[START OF MATERIAL SHOWN]

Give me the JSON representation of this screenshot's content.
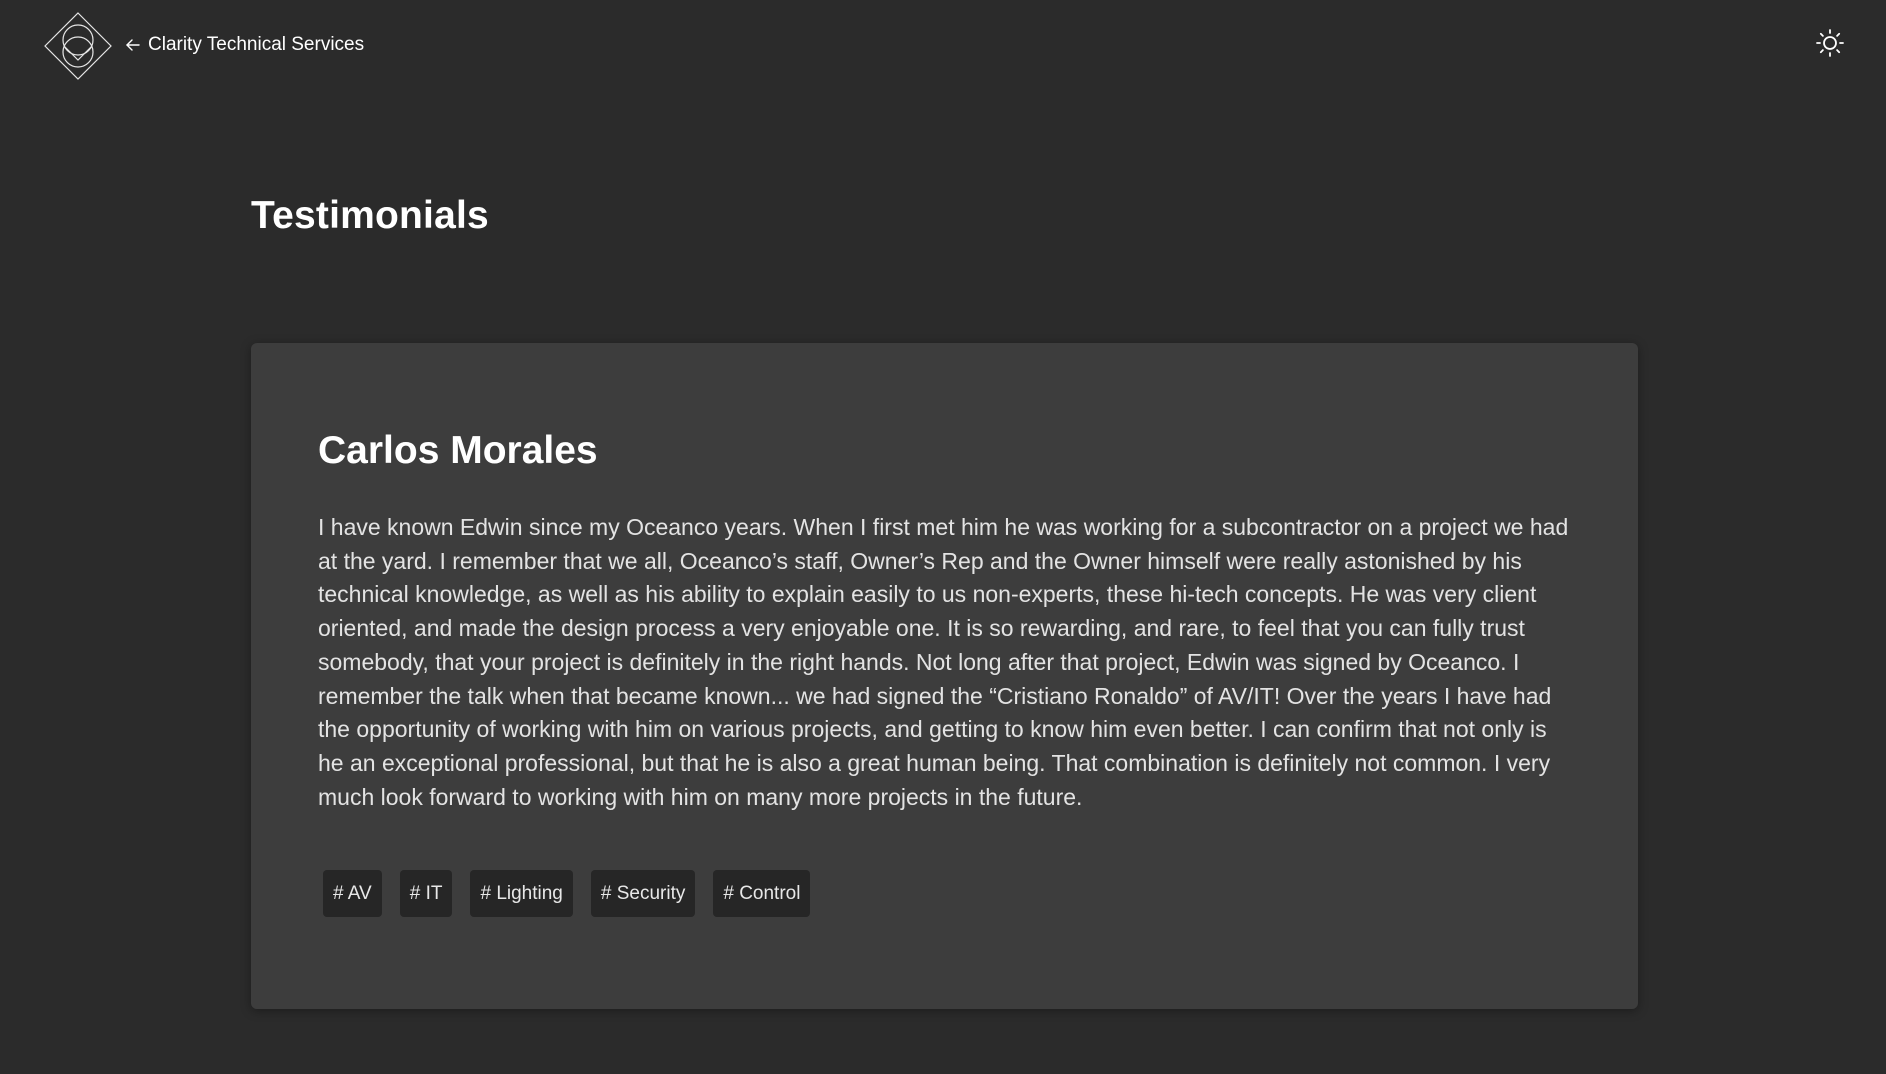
{
  "header": {
    "logo_icon": "diamond-circles-logo-icon",
    "back_icon": "arrow-left-icon",
    "back_label": "Clarity Technical Services",
    "theme_icon": "sun-icon"
  },
  "page": {
    "title": "Testimonials"
  },
  "testimonial": {
    "name": "Carlos Morales",
    "text": "I have known Edwin since my Oceanco years. When I first met him he was working for a subcontractor on a project we had at the yard. I remember that we all, Oceanco’s staff, Owner’s Rep and the Owner himself were really astonished by his technical knowledge, as well as his ability to explain easily to us non-experts, these hi-tech concepts. He was very client oriented, and made the design process a very enjoyable one. It is so rewarding, and rare, to feel that you can fully trust somebody, that your project is definitely in the right hands. Not long after that project, Edwin was signed by Oceanco. I remember the talk when that became known... we had signed the “Cristiano Ronaldo” of AV/IT! Over the years I have had the opportunity of working with him on various projects, and getting to know him even better. I can confirm that not only is he an exceptional professional, but that he is also a great human being. That combination is definitely not common. I very much look forward to working with him on many more projects in the future.",
    "tags": [
      "# AV",
      "# IT",
      "# Lighting",
      "# Security",
      "# Control"
    ]
  },
  "colors": {
    "background": "#2b2b2b",
    "card": "#3d3d3d",
    "tag_background": "#262626",
    "text": "#ffffff",
    "body_text": "#e3e3e3"
  }
}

[END OF MATERIAL SHOWN]

[SET TASK] Write out the listing above exactly as it stands, pictures excluded.

[EXPECTED ANSWER]
Give me the JSON representation of this screenshot's content.
{
  "header": {
    "logo_icon": "diamond-circles-logo-icon",
    "back_icon": "arrow-left-icon",
    "back_label": "Clarity Technical Services",
    "theme_icon": "sun-icon"
  },
  "page": {
    "title": "Testimonials"
  },
  "testimonial": {
    "name": "Carlos Morales",
    "text": "I have known Edwin since my Oceanco years. When I first met him he was working for a subcontractor on a project we had at the yard. I remember that we all, Oceanco’s staff, Owner’s Rep and the Owner himself were really astonished by his technical knowledge, as well as his ability to explain easily to us non-experts, these hi-tech concepts. He was very client oriented, and made the design process a very enjoyable one. It is so rewarding, and rare, to feel that you can fully trust somebody, that your project is definitely in the right hands. Not long after that project, Edwin was signed by Oceanco. I remember the talk when that became known... we had signed the “Cristiano Ronaldo” of AV/IT! Over the years I have had the opportunity of working with him on various projects, and getting to know him even better. I can confirm that not only is he an exceptional professional, but that he is also a great human being. That combination is definitely not common. I very much look forward to working with him on many more projects in the future.",
    "tags": [
      "# AV",
      "# IT",
      "# Lighting",
      "# Security",
      "# Control"
    ]
  },
  "colors": {
    "background": "#2b2b2b",
    "card": "#3d3d3d",
    "tag_background": "#262626",
    "text": "#ffffff",
    "body_text": "#e3e3e3"
  }
}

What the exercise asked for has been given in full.